:: WORK INSTRUCTIONS ::
Transcribe the entries below exactly; leave every image out.

### EXTRACTED MATERIAL ###

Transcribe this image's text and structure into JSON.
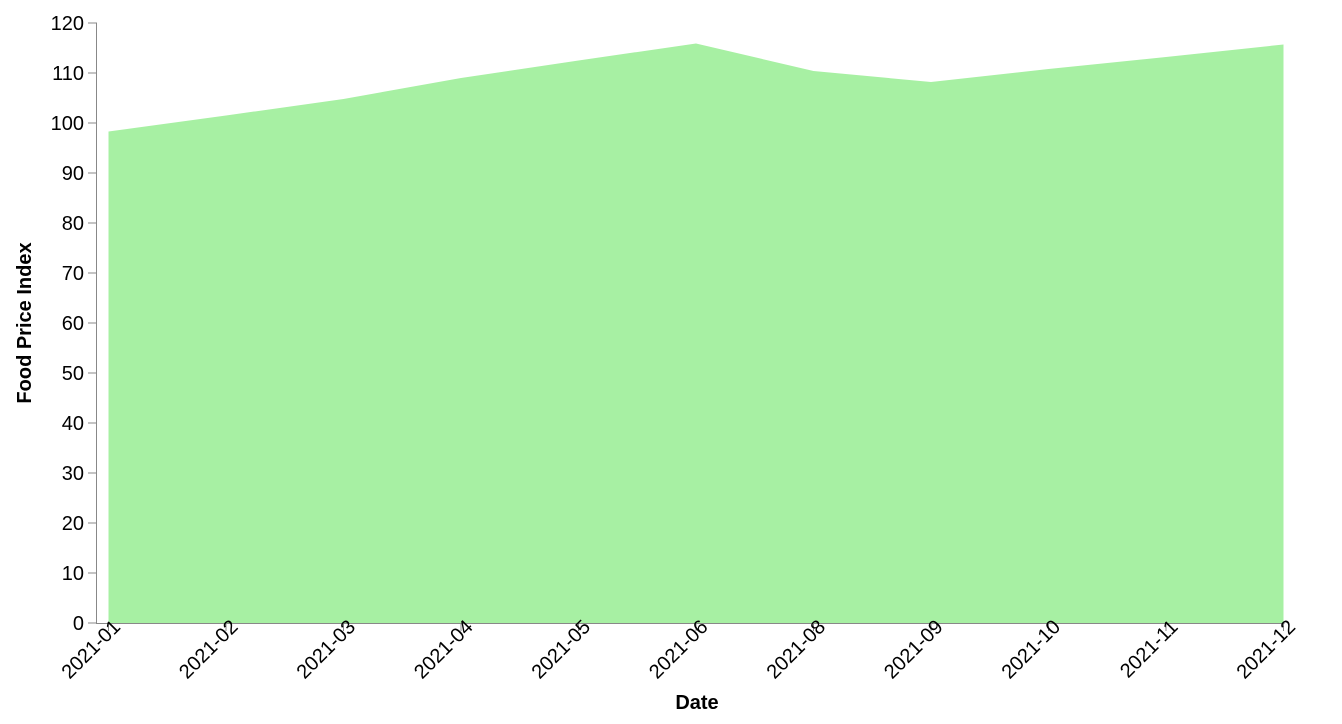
{
  "chart_data": {
    "type": "area",
    "xlabel": "Date",
    "ylabel": "Food Price Index",
    "x": [
      "2021-01",
      "2021-02",
      "2021-03",
      "2021-04",
      "2021-05",
      "2021-06",
      "2021-08",
      "2021-09",
      "2021-10",
      "2021-11",
      "2021-12"
    ],
    "values": [
      98.3,
      101.5,
      104.8,
      109.0,
      112.5,
      115.9,
      110.4,
      108.2,
      110.8,
      113.2,
      115.7
    ],
    "yticks": [
      "0",
      "10",
      "20",
      "30",
      "40",
      "50",
      "60",
      "70",
      "80",
      "90",
      "100",
      "110",
      "120"
    ],
    "ylim": [
      0,
      120
    ],
    "grid": false,
    "fill_color": "#a7f0a3",
    "axis_color": "#888888"
  }
}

###

:: COMPLETED TASK ::
Transcribe this image's text and structure into JSON.
{
  "chart_data": {
    "type": "area",
    "xlabel": "Date",
    "ylabel": "Food Price Index",
    "x": [
      "2021-01",
      "2021-02",
      "2021-03",
      "2021-04",
      "2021-05",
      "2021-06",
      "2021-08",
      "2021-09",
      "2021-10",
      "2021-11",
      "2021-12"
    ],
    "values": [
      98.3,
      101.5,
      104.8,
      109.0,
      112.5,
      115.9,
      110.4,
      108.2,
      110.8,
      113.2,
      115.7
    ],
    "yticks": [
      "0",
      "10",
      "20",
      "30",
      "40",
      "50",
      "60",
      "70",
      "80",
      "90",
      "100",
      "110",
      "120"
    ],
    "ylim": [
      0,
      120
    ],
    "grid": false,
    "fill_color": "#a7f0a3",
    "axis_color": "#888888"
  }
}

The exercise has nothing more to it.